== Goal of the exercise ==
Without the images, print all the entries below exactly as given.

== Exercise inputs ==
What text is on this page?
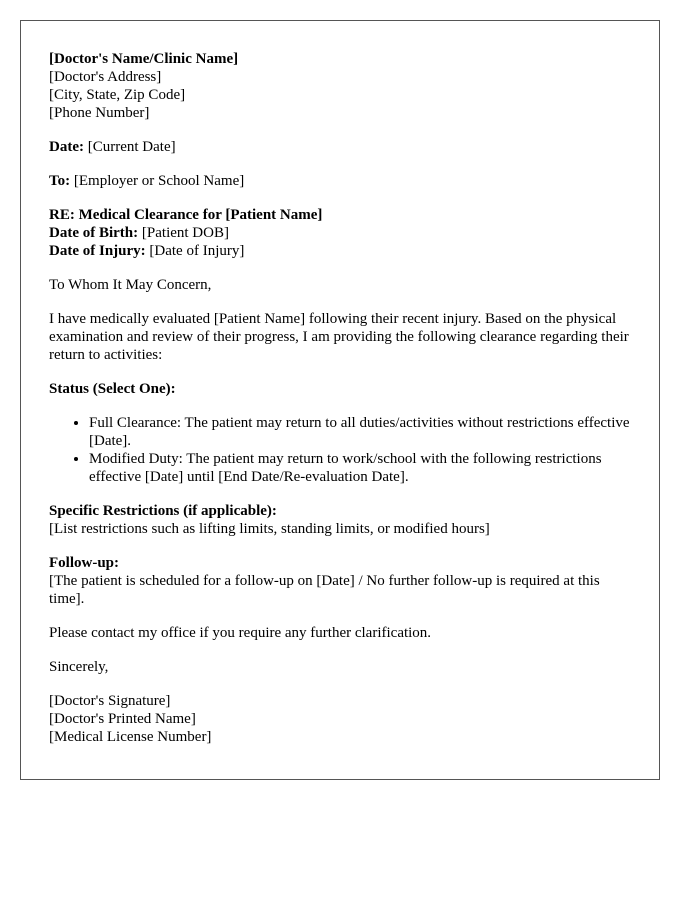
[Doctor's Name/Clinic Name]
[Doctor's Address]
[City, State, Zip Code]
[Phone Number]
Date: [Current Date]
To: [Employer or School Name]
RE: Medical Clearance for [Patient Name]
Date of Birth: [Patient DOB]
Date of Injury: [Date of Injury]

To Whom It May Concern,

I have medically evaluated [Patient Name] following their recent injury. Based on the physical examination and review of their progress, I am providing the following clearance regarding their return to activities:

Status (Select One):

• Full Clearance: The patient may return to all duties/activities without restrictions effective [Date].
• Modified Duty: The patient may return to work/school with the following restrictions effective [Date] until [End Date/Re-evaluation Date].
Specific Restrictions (if applicable):
[List restrictions such as lifting limits, standing limits, or modified hours]
Follow-up:
[The patient is scheduled for a follow-up on [Date] / No further follow-up is required at this time].

Please contact my office if you require any further clarification.

Sincerely,

[Doctor's Signature]
[Doctor's Printed Name]
[Medical License Number]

== Exercise response ==
What text is on this page?
[Doctor's Name/Clinic Name]
[Doctor's Address]
[City, State, Zip Code]
[Phone Number]
Date: [Current Date]
To: [Employer or School Name]
RE: Medical Clearance for [Patient Name]
Date of Birth: [Patient DOB]
Date of Injury: [Date of Injury]

To Whom It May Concern,

I have medically evaluated [Patient Name] following their recent injury. Based on the physical examination and review of their progress, I am providing the following clearance regarding their return to activities:

Status (Select One):

• Full Clearance: The patient may return to all duties/activities without restrictions effective [Date].
• Modified Duty: The patient may return to work/school with the following restrictions effective [Date] until [End Date/Re-evaluation Date].
Specific Restrictions (if applicable):
[List restrictions such as lifting limits, standing limits, or modified hours]
Follow-up:
[The patient is scheduled for a follow-up on [Date] / No further follow-up is required at this time].

Please contact my office if you require any further clarification.

Sincerely,

[Doctor's Signature]
[Doctor's Printed Name]
[Medical License Number]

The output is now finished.